▼▼▼

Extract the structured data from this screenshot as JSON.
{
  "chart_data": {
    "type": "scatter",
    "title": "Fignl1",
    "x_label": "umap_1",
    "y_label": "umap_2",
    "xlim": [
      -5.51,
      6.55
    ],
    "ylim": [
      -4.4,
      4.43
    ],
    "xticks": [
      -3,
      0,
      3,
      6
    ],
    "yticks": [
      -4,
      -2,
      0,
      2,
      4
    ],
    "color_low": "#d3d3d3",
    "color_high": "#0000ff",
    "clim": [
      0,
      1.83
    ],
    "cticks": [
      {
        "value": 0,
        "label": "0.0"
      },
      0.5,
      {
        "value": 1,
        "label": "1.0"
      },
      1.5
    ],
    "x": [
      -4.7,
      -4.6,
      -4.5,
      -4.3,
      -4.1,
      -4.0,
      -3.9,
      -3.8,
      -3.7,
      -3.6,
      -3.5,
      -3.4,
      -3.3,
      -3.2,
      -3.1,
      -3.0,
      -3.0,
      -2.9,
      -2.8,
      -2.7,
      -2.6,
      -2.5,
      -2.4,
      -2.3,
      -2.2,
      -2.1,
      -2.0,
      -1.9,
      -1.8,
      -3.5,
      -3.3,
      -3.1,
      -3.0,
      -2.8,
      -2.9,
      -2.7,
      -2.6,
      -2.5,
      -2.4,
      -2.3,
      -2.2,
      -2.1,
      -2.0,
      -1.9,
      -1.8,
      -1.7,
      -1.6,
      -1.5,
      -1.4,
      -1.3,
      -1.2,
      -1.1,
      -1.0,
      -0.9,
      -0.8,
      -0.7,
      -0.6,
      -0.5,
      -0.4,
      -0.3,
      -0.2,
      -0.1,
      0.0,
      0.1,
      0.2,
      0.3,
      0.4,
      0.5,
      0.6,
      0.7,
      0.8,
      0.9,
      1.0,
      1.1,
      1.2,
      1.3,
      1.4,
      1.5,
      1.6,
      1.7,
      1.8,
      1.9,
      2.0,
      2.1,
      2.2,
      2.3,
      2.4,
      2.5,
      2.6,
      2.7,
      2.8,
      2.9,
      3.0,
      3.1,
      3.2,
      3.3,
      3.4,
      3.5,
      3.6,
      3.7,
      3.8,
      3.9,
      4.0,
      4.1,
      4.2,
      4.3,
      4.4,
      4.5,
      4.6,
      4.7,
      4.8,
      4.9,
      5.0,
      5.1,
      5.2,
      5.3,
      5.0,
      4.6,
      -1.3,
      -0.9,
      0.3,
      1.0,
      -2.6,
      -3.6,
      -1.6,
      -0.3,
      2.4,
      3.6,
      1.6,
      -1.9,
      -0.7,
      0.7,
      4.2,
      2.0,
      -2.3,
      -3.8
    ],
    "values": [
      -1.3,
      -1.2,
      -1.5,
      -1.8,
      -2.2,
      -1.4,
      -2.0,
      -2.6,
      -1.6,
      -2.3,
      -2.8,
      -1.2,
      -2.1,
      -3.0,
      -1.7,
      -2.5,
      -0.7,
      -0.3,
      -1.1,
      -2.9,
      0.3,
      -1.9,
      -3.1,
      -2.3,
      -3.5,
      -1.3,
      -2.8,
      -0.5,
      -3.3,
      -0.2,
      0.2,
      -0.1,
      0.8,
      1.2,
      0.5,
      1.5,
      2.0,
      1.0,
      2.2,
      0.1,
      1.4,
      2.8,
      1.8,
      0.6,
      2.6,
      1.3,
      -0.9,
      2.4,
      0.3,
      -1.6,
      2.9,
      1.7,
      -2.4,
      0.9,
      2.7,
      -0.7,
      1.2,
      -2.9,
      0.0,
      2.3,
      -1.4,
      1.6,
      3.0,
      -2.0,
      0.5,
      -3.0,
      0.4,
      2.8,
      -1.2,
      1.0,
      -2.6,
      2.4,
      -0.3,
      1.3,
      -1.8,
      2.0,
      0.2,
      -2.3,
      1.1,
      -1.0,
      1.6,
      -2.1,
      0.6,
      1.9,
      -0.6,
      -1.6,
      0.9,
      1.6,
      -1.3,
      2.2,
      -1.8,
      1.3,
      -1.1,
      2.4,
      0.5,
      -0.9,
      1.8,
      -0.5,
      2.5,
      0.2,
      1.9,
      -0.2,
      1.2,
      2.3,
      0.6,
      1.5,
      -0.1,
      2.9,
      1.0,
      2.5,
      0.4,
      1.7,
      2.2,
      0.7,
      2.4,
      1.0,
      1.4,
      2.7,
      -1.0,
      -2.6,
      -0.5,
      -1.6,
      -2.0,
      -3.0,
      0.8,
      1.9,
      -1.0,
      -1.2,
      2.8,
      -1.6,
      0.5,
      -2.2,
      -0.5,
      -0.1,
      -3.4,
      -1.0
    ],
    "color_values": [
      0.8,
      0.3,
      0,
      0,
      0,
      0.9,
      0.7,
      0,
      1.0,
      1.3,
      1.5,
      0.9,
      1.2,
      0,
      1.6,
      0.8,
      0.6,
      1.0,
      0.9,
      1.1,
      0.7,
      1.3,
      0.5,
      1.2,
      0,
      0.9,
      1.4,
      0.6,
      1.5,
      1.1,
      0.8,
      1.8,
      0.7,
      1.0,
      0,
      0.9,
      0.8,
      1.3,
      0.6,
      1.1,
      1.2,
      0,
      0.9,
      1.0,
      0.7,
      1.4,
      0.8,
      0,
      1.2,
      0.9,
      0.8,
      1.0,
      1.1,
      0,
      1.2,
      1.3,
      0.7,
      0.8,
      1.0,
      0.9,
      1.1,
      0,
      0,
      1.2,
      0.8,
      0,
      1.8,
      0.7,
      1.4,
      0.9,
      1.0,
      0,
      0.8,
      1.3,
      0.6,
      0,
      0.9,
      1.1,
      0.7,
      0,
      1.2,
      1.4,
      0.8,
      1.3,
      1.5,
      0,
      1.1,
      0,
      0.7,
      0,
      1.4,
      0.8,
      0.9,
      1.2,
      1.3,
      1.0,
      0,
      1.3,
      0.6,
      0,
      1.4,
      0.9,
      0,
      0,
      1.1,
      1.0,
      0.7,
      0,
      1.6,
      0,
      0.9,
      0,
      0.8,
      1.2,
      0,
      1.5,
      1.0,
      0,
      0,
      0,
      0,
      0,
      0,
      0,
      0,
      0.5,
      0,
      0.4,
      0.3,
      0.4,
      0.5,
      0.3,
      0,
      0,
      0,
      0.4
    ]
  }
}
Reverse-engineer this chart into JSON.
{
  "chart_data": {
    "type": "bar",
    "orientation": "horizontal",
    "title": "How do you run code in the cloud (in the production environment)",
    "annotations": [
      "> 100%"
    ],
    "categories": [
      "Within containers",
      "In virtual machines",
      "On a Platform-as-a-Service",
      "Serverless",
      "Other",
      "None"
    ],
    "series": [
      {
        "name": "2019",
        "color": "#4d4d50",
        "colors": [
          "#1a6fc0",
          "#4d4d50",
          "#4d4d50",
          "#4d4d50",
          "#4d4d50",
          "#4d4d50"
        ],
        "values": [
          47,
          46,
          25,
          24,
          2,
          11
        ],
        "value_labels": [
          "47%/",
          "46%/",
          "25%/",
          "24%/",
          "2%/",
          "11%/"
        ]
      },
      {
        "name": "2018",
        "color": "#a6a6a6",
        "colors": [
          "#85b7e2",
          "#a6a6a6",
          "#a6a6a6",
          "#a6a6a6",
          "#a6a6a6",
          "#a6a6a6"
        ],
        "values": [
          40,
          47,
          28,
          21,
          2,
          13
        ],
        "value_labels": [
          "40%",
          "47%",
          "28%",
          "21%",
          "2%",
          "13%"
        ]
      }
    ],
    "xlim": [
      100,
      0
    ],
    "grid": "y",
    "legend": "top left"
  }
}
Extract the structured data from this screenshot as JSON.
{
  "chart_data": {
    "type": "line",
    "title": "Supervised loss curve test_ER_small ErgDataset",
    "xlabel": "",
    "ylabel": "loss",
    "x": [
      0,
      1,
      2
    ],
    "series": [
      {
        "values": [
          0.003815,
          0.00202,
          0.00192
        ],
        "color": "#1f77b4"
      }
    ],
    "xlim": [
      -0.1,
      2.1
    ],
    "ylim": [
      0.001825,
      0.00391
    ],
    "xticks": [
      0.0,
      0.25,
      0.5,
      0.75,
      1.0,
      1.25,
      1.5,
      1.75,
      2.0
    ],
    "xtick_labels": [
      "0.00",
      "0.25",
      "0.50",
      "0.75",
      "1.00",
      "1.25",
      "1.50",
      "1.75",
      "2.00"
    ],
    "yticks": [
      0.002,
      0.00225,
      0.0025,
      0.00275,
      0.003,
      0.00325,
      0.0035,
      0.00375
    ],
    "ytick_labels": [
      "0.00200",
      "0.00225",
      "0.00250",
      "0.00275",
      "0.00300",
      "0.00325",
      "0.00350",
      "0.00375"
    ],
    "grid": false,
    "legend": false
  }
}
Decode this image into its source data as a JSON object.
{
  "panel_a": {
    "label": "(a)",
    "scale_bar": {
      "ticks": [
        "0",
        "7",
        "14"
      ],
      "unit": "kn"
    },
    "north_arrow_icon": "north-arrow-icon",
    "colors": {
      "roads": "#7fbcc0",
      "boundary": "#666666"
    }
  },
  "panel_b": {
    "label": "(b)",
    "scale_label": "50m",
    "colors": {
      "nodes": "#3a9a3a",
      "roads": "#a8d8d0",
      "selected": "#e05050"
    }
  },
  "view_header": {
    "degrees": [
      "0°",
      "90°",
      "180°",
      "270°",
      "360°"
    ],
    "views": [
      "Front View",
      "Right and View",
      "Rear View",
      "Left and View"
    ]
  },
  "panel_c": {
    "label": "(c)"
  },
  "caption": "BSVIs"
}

▲▲▲

*Task brief:* Extract every line from the one containing "Decode this image" to the end of the entries, including both of those lines, exactly as given and with nothing added.

*Solved problem:*
Decode this image into its source data as a JSON object.
{
  "panel_a": {
    "label": "(a)",
    "scale_bar": {
      "ticks": [
        "0",
        "7",
        "14"
      ],
      "unit": "kn"
    },
    "north_arrow_icon": "north-arrow-icon",
    "colors": {
      "roads": "#7fbcc0",
      "boundary": "#666666"
    }
  },
  "panel_b": {
    "label": "(b)",
    "scale_label": "50m",
    "colors": {
      "nodes": "#3a9a3a",
      "roads": "#a8d8d0",
      "selected": "#e05050"
    }
  },
  "view_header": {
    "degrees": [
      "0°",
      "90°",
      "180°",
      "270°",
      "360°"
    ],
    "views": [
      "Front View",
      "Right and View",
      "Rear View",
      "Left and View"
    ]
  },
  "panel_c": {
    "label": "(c)"
  },
  "caption": "BSVIs"
}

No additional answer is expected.